>> start Data lines

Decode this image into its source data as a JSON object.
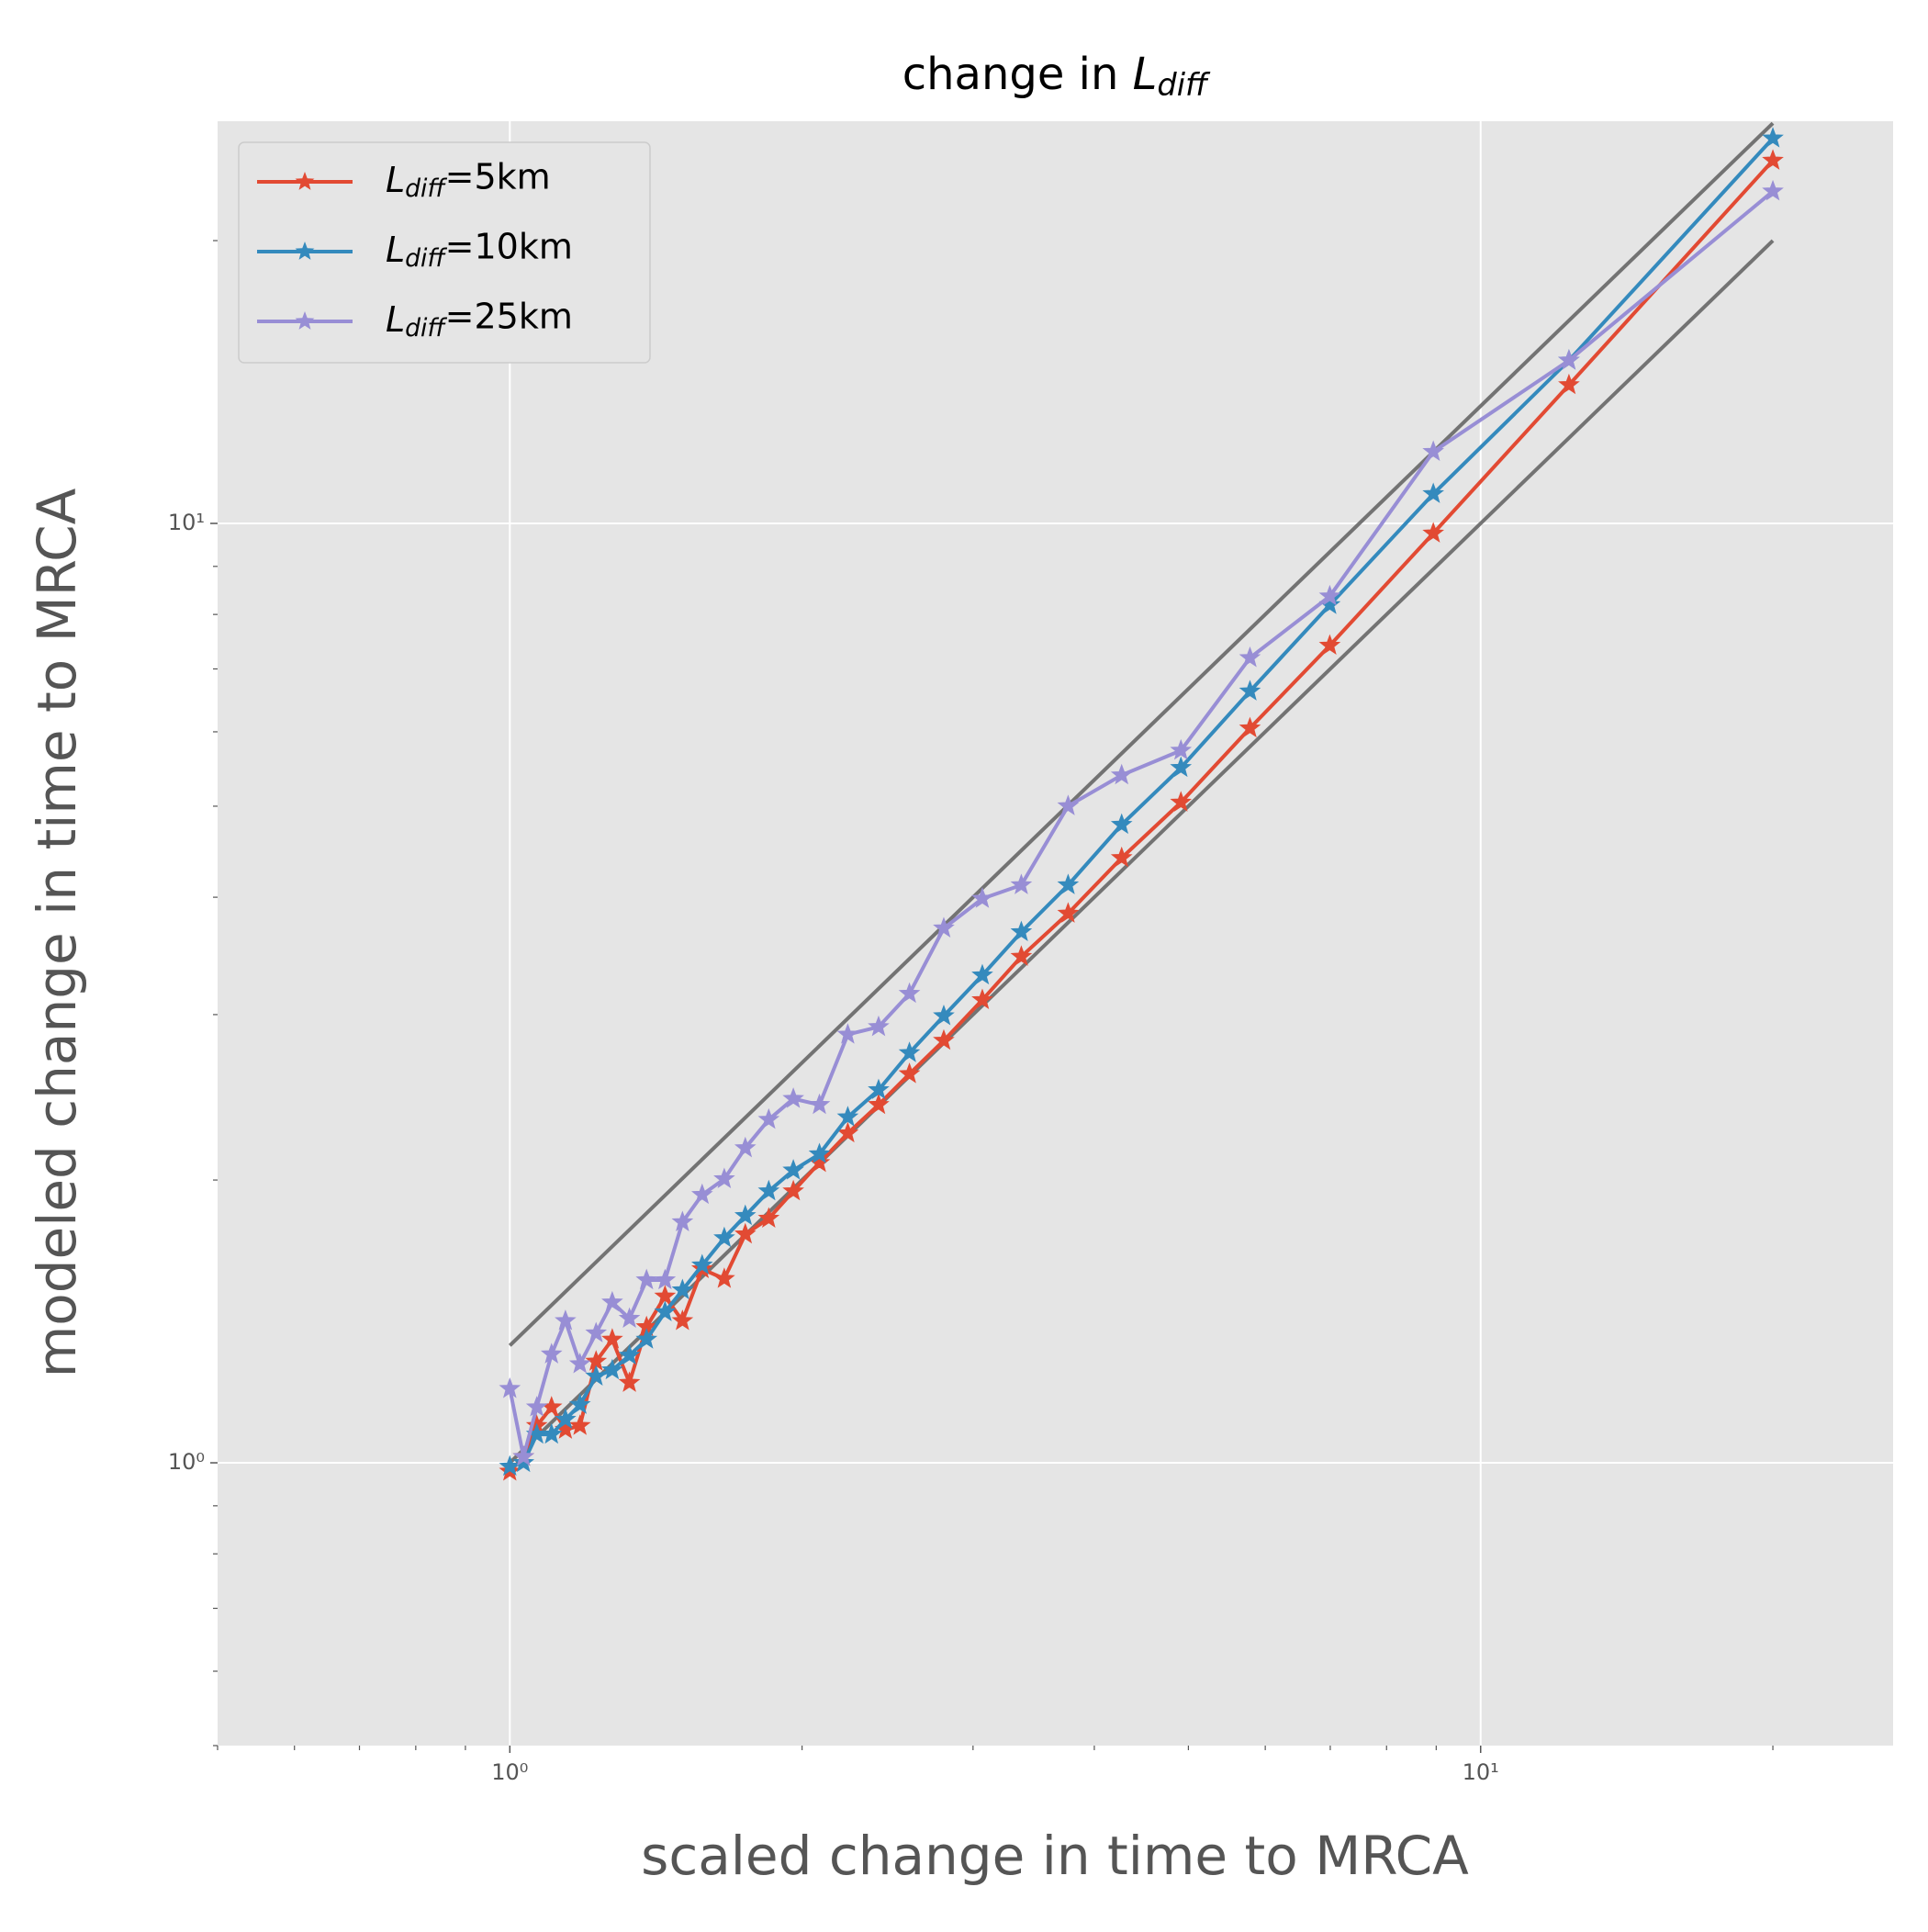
{
  "chart_data": {
    "type": "line",
    "title": "change in $L_{diff}$",
    "xlabel": "scaled change in time to MRCA",
    "ylabel": "modeled change in time to MRCA",
    "log_x": true,
    "log_y": true,
    "grid": true,
    "legend_loc": "upper left",
    "marker": "star",
    "xlim": [
      0.5,
      26.6
    ],
    "ylim": [
      0.5,
      26.8
    ],
    "xticks": [
      {
        "value": 1,
        "label": "10⁰"
      },
      {
        "value": 10,
        "label": "10¹"
      }
    ],
    "yticks": [
      {
        "value": 1,
        "label": "10⁰"
      },
      {
        "value": 10,
        "label": "10¹"
      }
    ],
    "xminorticks": [
      0.5,
      0.6,
      0.7,
      0.8,
      0.9,
      2,
      3,
      4,
      5,
      6,
      7,
      8,
      9,
      20
    ],
    "yminorticks": [
      0.5,
      0.6,
      0.7,
      0.8,
      0.9,
      2,
      3,
      4,
      5,
      6,
      7,
      8,
      9,
      20
    ],
    "x": [
      1.0,
      1.033,
      1.066,
      1.104,
      1.141,
      1.181,
      1.227,
      1.275,
      1.328,
      1.383,
      1.445,
      1.506,
      1.578,
      1.663,
      1.748,
      1.848,
      1.959,
      2.084,
      2.229,
      2.398,
      2.58,
      2.799,
      3.067,
      3.364,
      3.759,
      4.268,
      4.912,
      5.786,
      6.992,
      8.938,
      12.33,
      20.0
    ],
    "series": [
      {
        "name": "$L_{diff}$=5km",
        "color": "#E24A33",
        "values": [
          0.979,
          1.015,
          1.095,
          1.146,
          1.085,
          1.095,
          1.282,
          1.353,
          1.217,
          1.395,
          1.504,
          1.416,
          1.608,
          1.57,
          1.751,
          1.82,
          1.946,
          2.086,
          2.243,
          2.405,
          2.594,
          2.815,
          3.11,
          3.458,
          3.844,
          4.405,
          5.047,
          6.053,
          7.413,
          9.76,
          14.04,
          24.34
        ]
      },
      {
        "name": "$L_{diff}$=10km",
        "color": "#348ABD",
        "values": [
          0.991,
          1.0,
          1.072,
          1.072,
          1.112,
          1.153,
          1.236,
          1.255,
          1.301,
          1.353,
          1.447,
          1.527,
          1.623,
          1.735,
          1.832,
          1.946,
          2.048,
          2.131,
          2.333,
          2.494,
          2.731,
          2.99,
          3.304,
          3.673,
          4.121,
          4.779,
          5.494,
          6.627,
          8.19,
          10.75,
          14.91,
          25.7
        ]
      },
      {
        "name": "$L_{diff}$=25km",
        "color": "#988ED5",
        "values": [
          1.199,
          1.015,
          1.146,
          1.305,
          1.416,
          1.274,
          1.374,
          1.482,
          1.424,
          1.565,
          1.565,
          1.804,
          1.929,
          2.005,
          2.163,
          2.319,
          2.441,
          2.405,
          2.857,
          2.911,
          3.158,
          3.707,
          3.986,
          4.121,
          5.002,
          5.395,
          5.731,
          7.192,
          8.365,
          11.92,
          14.91,
          22.57
        ]
      }
    ],
    "reference_lines": [
      {
        "color": "#666666",
        "x": [
          1,
          20
        ],
        "y": [
          1.333,
          26.67
        ]
      },
      {
        "color": "#666666",
        "x": [
          1,
          20
        ],
        "y": [
          1,
          20
        ]
      }
    ]
  }
}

>> end Data lines

#### Task to complete
Copy out every line of the listing that contains the string "color".

#### The answer
        "color": "#E24A33",
        "color": "#348ABD",
        "color": "#988ED5",
        "color": "#666666",
        "color": "#666666",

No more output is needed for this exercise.